DATA ENTRIES:
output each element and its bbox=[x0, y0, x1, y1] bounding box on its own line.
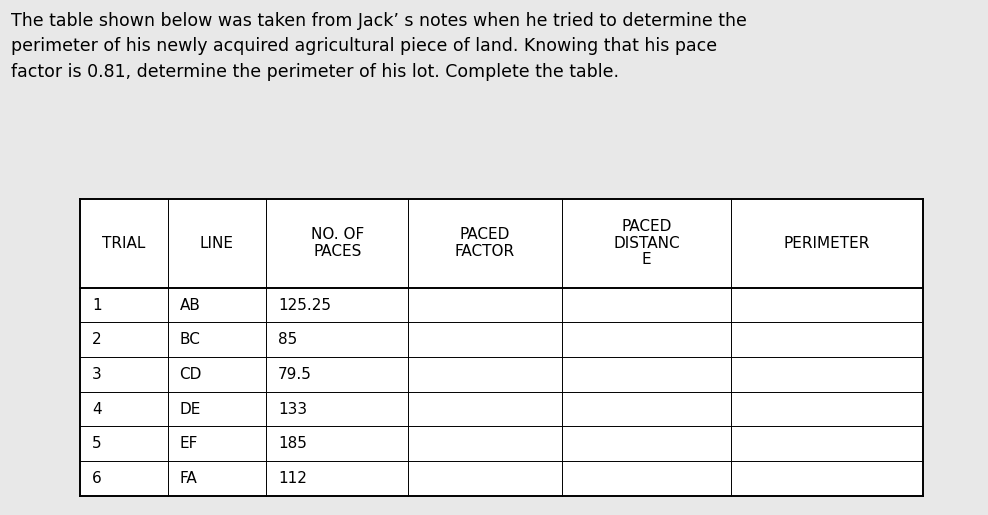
Text: 125.25: 125.25 bbox=[278, 298, 331, 313]
Text: PERIMETER: PERIMETER bbox=[783, 236, 870, 251]
Text: 79.5: 79.5 bbox=[278, 367, 312, 382]
Text: 112: 112 bbox=[278, 471, 307, 486]
Text: 5: 5 bbox=[92, 436, 102, 451]
Text: 6: 6 bbox=[92, 471, 102, 486]
Text: CD: CD bbox=[180, 367, 202, 382]
Text: 1: 1 bbox=[92, 298, 102, 313]
Text: BC: BC bbox=[180, 332, 201, 347]
Text: TRIAL: TRIAL bbox=[103, 236, 145, 251]
Text: FA: FA bbox=[180, 471, 198, 486]
Text: DE: DE bbox=[180, 402, 201, 417]
Text: 4: 4 bbox=[92, 402, 102, 417]
Text: 3: 3 bbox=[92, 367, 102, 382]
Text: 185: 185 bbox=[278, 436, 307, 451]
Text: 2: 2 bbox=[92, 332, 102, 347]
Text: NO. OF
PACES: NO. OF PACES bbox=[310, 227, 364, 259]
Text: 133: 133 bbox=[278, 402, 307, 417]
Text: EF: EF bbox=[180, 436, 198, 451]
Text: PACED
FACTOR: PACED FACTOR bbox=[454, 227, 515, 259]
Text: PACED
DISTANC
E: PACED DISTANC E bbox=[613, 219, 680, 267]
Text: AB: AB bbox=[180, 298, 201, 313]
Text: 85: 85 bbox=[278, 332, 297, 347]
Text: The table shown below was taken from Jack’ s notes when he tried to determine th: The table shown below was taken from Jac… bbox=[11, 12, 747, 81]
Text: LINE: LINE bbox=[200, 236, 234, 251]
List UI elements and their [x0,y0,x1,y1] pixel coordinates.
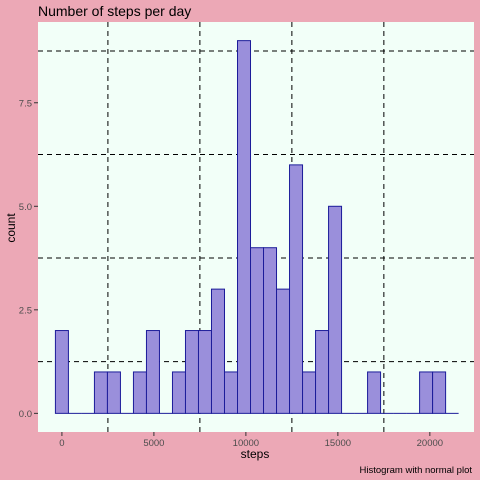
x-tick-label: 10000 [233,438,259,449]
histogram-bar [276,288,291,414]
axes: 0 5000 10000 15000 20000 0.0 2.5 5.0 7.5 [19,98,443,449]
y-tick-label: 0.0 [19,409,32,420]
histogram-bar [106,371,121,414]
y-axis-label: count [4,213,18,243]
x-tick-label: 5000 [143,438,164,449]
histogram-bar [367,371,382,414]
histogram-bar [419,371,434,414]
x-tick-label: 0 [59,438,64,449]
histogram-bar [263,247,278,414]
y-tick-label: 7.5 [19,98,32,109]
histogram-bar [315,330,330,414]
histogram-bar [210,288,225,414]
x-tick-label: 15000 [325,438,351,449]
histogram-bar [289,164,304,414]
histogram-bar [171,371,186,414]
chart-title: Number of steps per day [38,3,191,19]
histogram-bar [302,371,317,414]
histogram-bar [432,371,447,414]
x-axis-label: steps [241,447,270,461]
y-tick-label: 2.5 [19,305,32,316]
histogram-bar [223,371,239,414]
y-tick-label: 5.0 [19,202,32,213]
histogram-bar [54,330,69,414]
histogram-bar [184,330,199,414]
histogram-bar [250,247,265,414]
chart-caption: Histogram with normal plot [360,465,473,476]
histogram-bar [328,205,343,414]
histogram-bar [197,330,212,414]
histogram-bar [237,40,252,414]
histogram-bar [145,330,160,414]
bars [54,40,459,414]
histogram-bar [132,371,147,414]
histogram-bar [93,371,108,414]
x-tick-label: 20000 [417,438,443,449]
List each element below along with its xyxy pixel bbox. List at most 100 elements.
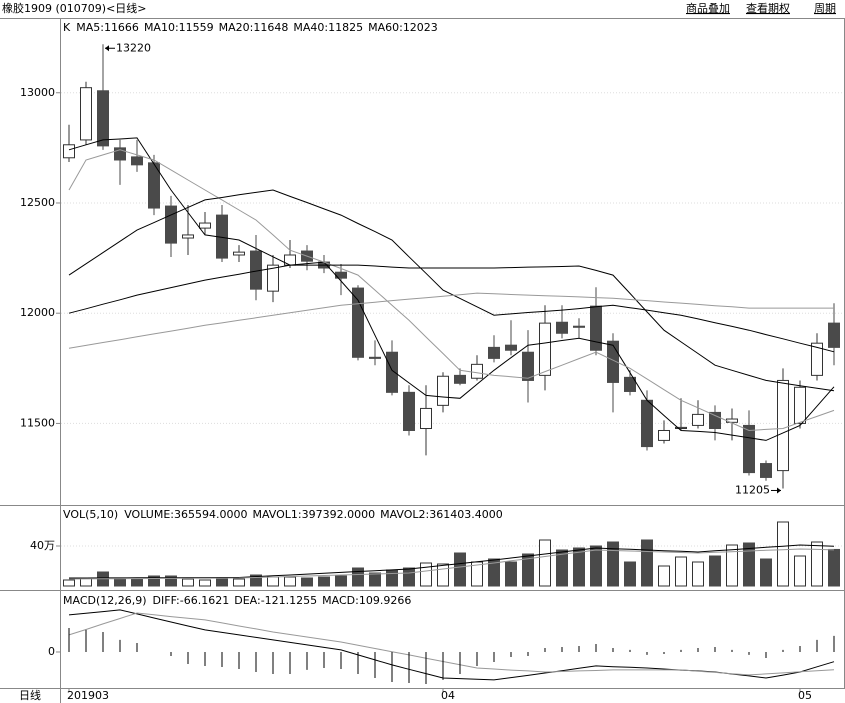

DIRECTION: Please copy every line of the records above word for word, leaving out the pictures.

EXERCISE RESPONSE:
output each element and its bbox=[x0, y0, x1, y1] bounding box on its own line.
Text: 125.25: 125.25 bbox=[278, 298, 331, 313]
Text: PERIMETER: PERIMETER bbox=[783, 236, 870, 251]
Text: 79.5: 79.5 bbox=[278, 367, 312, 382]
Text: 112: 112 bbox=[278, 471, 307, 486]
Text: 5: 5 bbox=[92, 436, 102, 451]
Text: 6: 6 bbox=[92, 471, 102, 486]
Text: CD: CD bbox=[180, 367, 202, 382]
Text: 1: 1 bbox=[92, 298, 102, 313]
Text: BC: BC bbox=[180, 332, 201, 347]
Text: TRIAL: TRIAL bbox=[103, 236, 145, 251]
Text: FA: FA bbox=[180, 471, 198, 486]
Text: DE: DE bbox=[180, 402, 201, 417]
Text: 4: 4 bbox=[92, 402, 102, 417]
Text: 3: 3 bbox=[92, 367, 102, 382]
Text: 185: 185 bbox=[278, 436, 307, 451]
Text: 2: 2 bbox=[92, 332, 102, 347]
Text: NO. OF
PACES: NO. OF PACES bbox=[310, 227, 364, 259]
Text: 133: 133 bbox=[278, 402, 307, 417]
Text: EF: EF bbox=[180, 436, 198, 451]
Text: PACED
FACTOR: PACED FACTOR bbox=[454, 227, 515, 259]
Text: PACED
DISTANC
E: PACED DISTANC E bbox=[613, 219, 680, 267]
Text: AB: AB bbox=[180, 298, 201, 313]
Text: 85: 85 bbox=[278, 332, 297, 347]
Text: The table shown below was taken from Jack’ s notes when he tried to determine th: The table shown below was taken from Jac… bbox=[11, 12, 747, 81]
Text: LINE: LINE bbox=[200, 236, 234, 251]
List UI elements and their [x0,y0,x1,y1] pixel coordinates.
x-tick-label: 10000 [233,438,259,449]
histogram-bar [276,288,291,414]
axes: 0 5000 10000 15000 20000 0.0 2.5 5.0 7.5 [19,98,443,449]
y-tick-label: 0.0 [19,409,32,420]
histogram-bar [106,371,121,414]
y-axis-label: count [4,213,18,243]
x-tick-label: 5000 [143,438,164,449]
histogram-bar [367,371,382,414]
histogram-bar [419,371,434,414]
x-tick-label: 0 [59,438,64,449]
histogram-bar [263,247,278,414]
y-tick-label: 7.5 [19,98,32,109]
histogram-bar [315,330,330,414]
histogram-bar [210,288,225,414]
x-tick-label: 15000 [325,438,351,449]
histogram-bar [289,164,304,414]
histogram-bar [171,371,186,414]
chart-title: Number of steps per day [38,3,191,19]
histogram-bar [302,371,317,414]
histogram-bar [432,371,447,414]
x-axis-label: steps [241,447,270,461]
y-tick-label: 2.5 [19,305,32,316]
histogram-bar [223,371,239,414]
y-tick-label: 5.0 [19,202,32,213]
histogram-bar [54,330,69,414]
histogram-bar [184,330,199,414]
histogram-bar [250,247,265,414]
chart-caption: Histogram with normal plot [360,465,473,476]
histogram-bar [328,205,343,414]
histogram-bar [197,330,212,414]
histogram-bar [237,40,252,414]
histogram-bar [145,330,160,414]
bars [54,40,459,414]
histogram-bar [132,371,147,414]
histogram-bar [93,371,108,414]
x-tick-label: 20000 [417,438,443,449]
List each element below along with its xyxy pixel bbox. List at most 100 elements.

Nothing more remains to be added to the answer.